- [To do]:
Return every line below in which "kiltojen" appears.

- [The input]:
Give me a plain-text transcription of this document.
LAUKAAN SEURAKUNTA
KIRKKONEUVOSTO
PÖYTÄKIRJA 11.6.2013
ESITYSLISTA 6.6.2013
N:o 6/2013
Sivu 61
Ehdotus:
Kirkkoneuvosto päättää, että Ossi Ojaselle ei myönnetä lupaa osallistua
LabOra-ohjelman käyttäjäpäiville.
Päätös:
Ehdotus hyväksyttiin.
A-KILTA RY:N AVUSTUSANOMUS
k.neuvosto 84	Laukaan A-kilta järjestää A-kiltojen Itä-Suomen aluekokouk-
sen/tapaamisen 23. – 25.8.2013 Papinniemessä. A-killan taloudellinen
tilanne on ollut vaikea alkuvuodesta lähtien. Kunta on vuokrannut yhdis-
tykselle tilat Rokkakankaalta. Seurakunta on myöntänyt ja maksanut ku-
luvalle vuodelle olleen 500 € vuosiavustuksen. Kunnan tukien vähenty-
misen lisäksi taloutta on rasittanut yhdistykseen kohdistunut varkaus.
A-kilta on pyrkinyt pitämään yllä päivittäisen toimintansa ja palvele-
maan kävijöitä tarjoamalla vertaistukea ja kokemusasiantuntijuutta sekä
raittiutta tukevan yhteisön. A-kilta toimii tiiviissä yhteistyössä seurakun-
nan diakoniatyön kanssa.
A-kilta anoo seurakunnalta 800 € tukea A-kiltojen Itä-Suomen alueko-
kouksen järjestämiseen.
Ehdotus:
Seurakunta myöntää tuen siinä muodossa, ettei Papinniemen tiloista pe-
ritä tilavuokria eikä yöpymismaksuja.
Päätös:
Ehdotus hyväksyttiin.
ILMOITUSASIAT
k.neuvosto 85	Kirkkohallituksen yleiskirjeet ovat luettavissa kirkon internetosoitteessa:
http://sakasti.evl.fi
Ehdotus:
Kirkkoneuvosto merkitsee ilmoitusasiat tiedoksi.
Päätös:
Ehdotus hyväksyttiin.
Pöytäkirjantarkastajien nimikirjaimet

- [Exercise result]:
k.neuvosto 84	Laukaan A-kilta järjestää A-kiltojen Itä-Suomen aluekokouk-
A-kilta anoo seurakunnalta 800 € tukea A-kiltojen Itä-Suomen alueko-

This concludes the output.